THE TASK.
What is the number of lines containing the word "watermark"? Please answer with that number and nothing more.

DATA SHOWN.
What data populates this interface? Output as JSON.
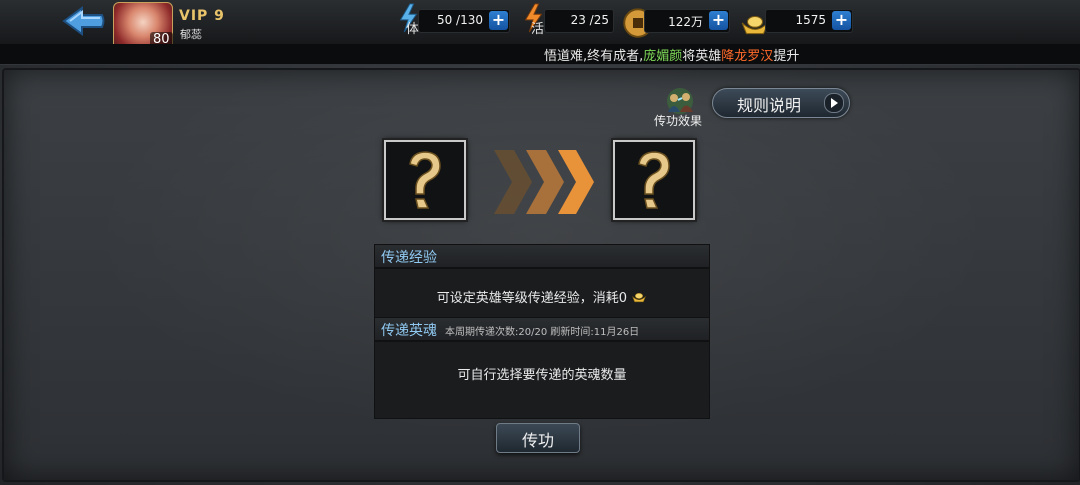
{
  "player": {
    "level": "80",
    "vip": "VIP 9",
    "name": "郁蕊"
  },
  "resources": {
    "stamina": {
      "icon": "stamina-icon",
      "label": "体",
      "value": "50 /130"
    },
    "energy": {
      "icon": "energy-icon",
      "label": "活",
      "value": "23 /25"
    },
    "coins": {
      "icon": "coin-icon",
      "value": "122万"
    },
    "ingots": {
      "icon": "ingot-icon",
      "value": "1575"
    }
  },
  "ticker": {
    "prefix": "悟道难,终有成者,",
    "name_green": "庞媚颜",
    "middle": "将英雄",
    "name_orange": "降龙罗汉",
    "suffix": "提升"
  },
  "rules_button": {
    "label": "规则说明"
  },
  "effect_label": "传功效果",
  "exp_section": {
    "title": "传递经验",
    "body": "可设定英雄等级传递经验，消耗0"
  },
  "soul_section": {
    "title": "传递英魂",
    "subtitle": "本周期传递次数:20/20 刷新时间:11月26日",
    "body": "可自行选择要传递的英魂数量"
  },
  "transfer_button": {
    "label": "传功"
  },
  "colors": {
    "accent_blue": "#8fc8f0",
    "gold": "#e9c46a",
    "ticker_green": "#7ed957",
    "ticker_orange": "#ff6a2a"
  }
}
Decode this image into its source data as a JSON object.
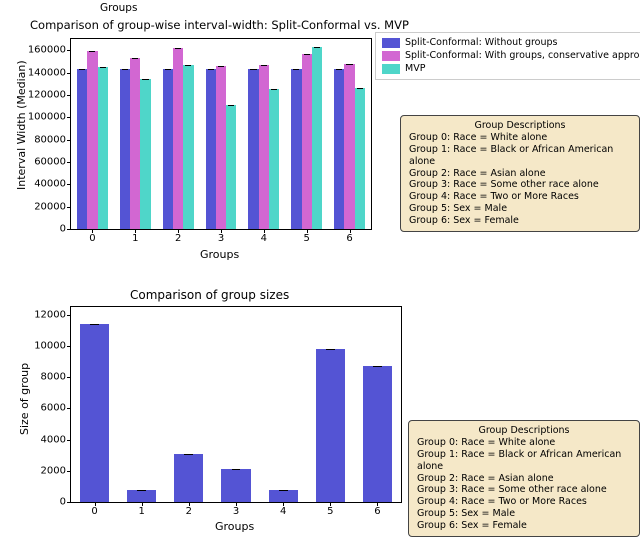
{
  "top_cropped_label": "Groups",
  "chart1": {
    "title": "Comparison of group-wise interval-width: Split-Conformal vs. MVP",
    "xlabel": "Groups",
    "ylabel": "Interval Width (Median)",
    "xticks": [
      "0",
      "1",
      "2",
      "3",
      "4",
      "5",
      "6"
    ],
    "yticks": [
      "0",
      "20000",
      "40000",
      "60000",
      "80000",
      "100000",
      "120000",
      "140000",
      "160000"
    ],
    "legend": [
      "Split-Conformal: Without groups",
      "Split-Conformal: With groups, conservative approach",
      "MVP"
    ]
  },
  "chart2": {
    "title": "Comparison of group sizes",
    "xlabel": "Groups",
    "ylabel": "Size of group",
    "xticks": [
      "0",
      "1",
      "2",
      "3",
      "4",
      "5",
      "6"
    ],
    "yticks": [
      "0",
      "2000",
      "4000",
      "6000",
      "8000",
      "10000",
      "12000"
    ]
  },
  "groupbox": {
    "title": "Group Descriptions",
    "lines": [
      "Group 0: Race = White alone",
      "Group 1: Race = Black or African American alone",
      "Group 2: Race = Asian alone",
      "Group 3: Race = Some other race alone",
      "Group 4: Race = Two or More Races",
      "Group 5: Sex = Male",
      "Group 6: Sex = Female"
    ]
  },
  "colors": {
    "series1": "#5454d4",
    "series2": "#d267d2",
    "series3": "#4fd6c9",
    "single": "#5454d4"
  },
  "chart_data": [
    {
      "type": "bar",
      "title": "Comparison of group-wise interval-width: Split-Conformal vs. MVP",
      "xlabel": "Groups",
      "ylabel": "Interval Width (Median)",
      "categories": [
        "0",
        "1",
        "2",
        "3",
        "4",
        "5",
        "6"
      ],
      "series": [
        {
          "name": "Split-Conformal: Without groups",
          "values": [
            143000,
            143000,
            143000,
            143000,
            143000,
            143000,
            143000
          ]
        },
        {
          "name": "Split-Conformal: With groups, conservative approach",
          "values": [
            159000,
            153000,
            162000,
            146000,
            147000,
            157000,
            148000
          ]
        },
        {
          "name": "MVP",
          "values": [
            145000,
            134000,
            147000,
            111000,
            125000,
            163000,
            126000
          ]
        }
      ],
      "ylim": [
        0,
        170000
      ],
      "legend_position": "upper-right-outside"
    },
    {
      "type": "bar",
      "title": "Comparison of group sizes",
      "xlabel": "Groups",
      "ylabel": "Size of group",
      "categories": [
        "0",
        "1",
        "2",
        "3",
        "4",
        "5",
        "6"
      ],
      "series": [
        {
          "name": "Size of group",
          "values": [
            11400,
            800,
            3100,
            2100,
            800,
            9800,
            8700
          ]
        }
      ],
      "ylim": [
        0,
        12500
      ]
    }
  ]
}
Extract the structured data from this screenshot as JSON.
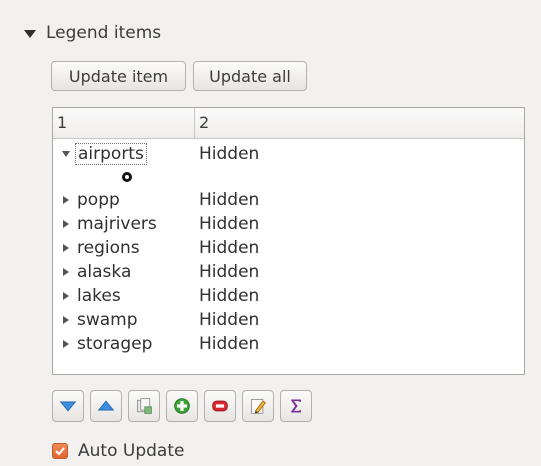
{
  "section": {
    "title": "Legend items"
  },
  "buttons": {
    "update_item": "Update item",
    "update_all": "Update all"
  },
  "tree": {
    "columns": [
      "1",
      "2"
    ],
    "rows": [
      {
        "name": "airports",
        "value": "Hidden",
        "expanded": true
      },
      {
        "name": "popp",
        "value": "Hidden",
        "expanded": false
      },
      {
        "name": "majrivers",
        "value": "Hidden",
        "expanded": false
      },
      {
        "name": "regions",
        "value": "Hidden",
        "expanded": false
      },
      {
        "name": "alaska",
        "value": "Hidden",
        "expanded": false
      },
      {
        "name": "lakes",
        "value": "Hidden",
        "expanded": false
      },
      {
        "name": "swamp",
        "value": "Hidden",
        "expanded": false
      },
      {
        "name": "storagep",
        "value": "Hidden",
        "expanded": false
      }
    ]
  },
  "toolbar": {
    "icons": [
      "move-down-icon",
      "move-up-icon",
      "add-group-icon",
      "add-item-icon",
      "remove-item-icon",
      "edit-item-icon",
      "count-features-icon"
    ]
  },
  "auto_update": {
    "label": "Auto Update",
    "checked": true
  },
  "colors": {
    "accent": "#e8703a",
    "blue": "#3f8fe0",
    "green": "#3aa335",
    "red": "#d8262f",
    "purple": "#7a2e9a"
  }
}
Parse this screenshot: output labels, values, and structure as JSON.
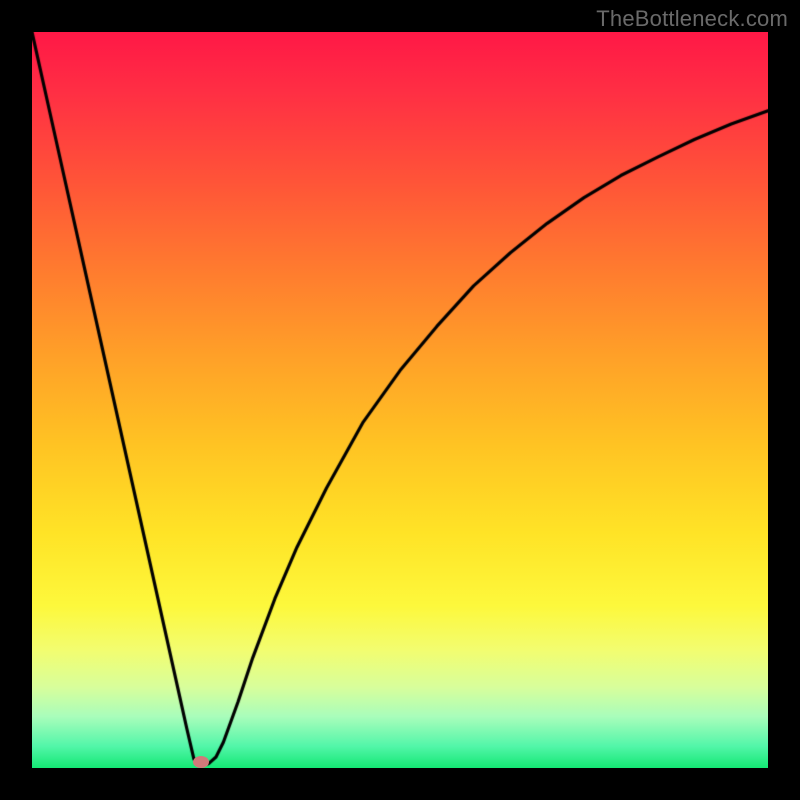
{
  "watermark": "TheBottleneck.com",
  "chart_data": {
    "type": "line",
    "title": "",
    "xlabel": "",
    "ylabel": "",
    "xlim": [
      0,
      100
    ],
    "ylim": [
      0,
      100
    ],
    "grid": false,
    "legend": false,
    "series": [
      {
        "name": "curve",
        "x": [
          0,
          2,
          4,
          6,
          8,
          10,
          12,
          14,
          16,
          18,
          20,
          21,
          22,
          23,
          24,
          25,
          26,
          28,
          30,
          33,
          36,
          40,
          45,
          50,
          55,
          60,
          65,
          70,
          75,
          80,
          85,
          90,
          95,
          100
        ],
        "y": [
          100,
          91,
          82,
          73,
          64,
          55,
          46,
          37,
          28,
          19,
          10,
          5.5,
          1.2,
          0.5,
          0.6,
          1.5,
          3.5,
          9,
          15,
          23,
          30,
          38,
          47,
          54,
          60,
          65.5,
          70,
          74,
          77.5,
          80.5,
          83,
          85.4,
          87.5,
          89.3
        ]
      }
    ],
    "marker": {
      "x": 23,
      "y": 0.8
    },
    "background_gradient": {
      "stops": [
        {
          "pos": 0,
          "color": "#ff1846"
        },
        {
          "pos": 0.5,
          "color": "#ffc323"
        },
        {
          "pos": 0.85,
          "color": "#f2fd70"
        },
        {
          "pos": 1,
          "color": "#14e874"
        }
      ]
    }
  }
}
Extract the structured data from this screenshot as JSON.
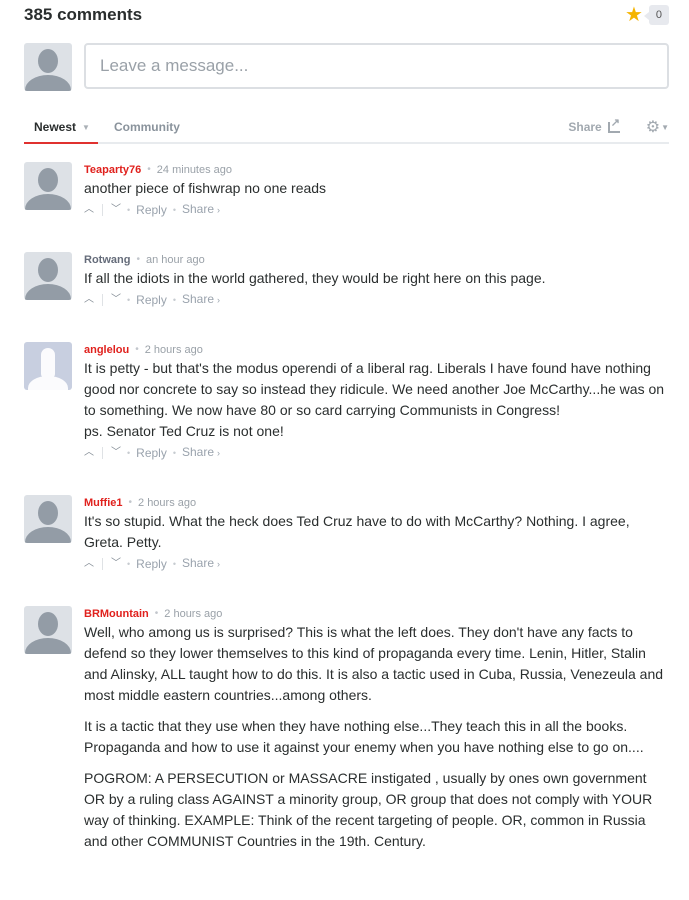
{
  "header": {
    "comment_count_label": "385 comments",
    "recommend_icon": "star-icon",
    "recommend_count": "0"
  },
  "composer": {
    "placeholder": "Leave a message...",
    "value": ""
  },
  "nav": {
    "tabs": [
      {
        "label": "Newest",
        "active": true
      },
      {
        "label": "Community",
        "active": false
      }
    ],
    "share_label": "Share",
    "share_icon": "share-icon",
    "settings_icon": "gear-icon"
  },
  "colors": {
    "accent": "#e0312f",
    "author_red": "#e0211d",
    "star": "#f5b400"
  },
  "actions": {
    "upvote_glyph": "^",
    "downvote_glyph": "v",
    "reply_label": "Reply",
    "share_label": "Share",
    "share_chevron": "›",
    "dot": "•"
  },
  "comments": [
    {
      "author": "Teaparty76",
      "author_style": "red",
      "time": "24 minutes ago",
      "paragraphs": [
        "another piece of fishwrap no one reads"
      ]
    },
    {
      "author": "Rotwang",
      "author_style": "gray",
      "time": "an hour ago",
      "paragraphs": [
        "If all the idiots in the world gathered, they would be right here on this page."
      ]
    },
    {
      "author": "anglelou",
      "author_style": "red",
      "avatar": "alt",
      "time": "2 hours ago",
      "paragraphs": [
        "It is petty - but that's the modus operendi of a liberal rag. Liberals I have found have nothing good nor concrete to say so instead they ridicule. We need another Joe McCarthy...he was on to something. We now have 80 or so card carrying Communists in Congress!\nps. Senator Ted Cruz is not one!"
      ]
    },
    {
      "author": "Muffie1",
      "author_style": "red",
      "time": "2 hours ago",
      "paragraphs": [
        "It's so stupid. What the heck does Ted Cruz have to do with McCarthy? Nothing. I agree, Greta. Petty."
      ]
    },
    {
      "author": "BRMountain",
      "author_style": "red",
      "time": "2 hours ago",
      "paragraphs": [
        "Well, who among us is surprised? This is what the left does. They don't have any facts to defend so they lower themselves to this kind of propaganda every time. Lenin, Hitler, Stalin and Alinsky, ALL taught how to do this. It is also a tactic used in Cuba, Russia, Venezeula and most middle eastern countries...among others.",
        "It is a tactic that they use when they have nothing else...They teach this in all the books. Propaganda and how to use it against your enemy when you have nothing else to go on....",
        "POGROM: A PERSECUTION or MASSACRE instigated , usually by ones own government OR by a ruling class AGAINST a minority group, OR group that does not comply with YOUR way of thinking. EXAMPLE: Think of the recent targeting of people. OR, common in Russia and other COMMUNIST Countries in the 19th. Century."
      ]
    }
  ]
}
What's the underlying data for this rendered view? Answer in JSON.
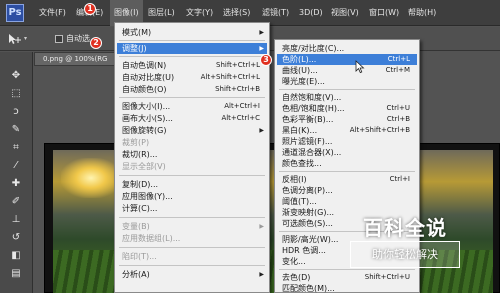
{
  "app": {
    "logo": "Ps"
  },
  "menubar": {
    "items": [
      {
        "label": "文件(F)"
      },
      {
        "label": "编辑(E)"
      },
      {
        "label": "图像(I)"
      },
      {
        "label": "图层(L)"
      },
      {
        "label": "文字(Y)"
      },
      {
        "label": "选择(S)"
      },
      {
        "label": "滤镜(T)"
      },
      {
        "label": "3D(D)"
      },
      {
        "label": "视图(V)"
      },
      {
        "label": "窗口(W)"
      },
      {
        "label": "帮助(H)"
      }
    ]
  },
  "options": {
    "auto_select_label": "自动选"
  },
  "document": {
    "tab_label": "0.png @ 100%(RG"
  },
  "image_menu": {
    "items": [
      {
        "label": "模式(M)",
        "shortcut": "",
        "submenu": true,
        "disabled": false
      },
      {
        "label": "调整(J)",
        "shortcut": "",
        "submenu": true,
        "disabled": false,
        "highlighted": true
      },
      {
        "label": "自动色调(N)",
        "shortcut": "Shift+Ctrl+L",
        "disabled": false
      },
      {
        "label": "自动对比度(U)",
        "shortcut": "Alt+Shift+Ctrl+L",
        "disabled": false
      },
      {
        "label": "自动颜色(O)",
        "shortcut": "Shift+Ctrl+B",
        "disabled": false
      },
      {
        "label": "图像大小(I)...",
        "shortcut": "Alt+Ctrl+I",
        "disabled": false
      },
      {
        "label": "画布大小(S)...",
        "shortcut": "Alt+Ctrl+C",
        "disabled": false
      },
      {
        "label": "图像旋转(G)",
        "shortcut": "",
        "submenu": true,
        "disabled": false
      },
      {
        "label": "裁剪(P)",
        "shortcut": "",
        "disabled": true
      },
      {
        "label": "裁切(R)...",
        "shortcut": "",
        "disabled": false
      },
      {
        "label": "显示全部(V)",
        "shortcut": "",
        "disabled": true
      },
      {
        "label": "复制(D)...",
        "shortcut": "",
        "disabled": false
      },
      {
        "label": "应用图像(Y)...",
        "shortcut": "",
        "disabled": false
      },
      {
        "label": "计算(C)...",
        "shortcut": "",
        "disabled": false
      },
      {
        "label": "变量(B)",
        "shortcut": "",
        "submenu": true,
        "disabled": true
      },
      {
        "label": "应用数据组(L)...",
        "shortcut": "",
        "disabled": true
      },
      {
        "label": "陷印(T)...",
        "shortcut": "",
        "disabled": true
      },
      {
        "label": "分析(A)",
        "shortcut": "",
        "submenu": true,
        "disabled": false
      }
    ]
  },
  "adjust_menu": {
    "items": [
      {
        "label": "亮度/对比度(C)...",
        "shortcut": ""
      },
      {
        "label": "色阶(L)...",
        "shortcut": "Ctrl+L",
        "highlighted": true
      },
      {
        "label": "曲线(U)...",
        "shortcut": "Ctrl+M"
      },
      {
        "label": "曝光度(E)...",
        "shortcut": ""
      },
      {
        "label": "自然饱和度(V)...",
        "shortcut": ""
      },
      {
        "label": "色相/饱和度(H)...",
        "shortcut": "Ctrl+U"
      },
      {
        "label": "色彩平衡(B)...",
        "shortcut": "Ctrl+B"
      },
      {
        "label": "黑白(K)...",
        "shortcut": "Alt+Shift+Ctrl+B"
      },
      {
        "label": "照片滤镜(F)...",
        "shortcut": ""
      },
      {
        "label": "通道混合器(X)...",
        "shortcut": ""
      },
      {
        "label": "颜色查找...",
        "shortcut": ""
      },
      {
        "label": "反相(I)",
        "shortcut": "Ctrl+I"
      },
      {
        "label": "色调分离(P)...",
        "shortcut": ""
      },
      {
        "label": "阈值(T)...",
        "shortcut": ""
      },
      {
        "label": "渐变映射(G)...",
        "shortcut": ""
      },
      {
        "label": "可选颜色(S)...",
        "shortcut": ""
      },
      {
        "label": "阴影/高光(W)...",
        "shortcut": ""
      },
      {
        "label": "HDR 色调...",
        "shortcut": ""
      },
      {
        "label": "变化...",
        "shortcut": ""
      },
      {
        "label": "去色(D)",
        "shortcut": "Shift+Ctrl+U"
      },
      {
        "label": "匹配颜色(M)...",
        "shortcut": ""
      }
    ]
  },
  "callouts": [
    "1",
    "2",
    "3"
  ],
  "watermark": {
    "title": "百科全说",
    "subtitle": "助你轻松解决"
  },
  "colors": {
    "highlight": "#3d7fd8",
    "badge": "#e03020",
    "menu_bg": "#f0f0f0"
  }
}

SOLUTION.
2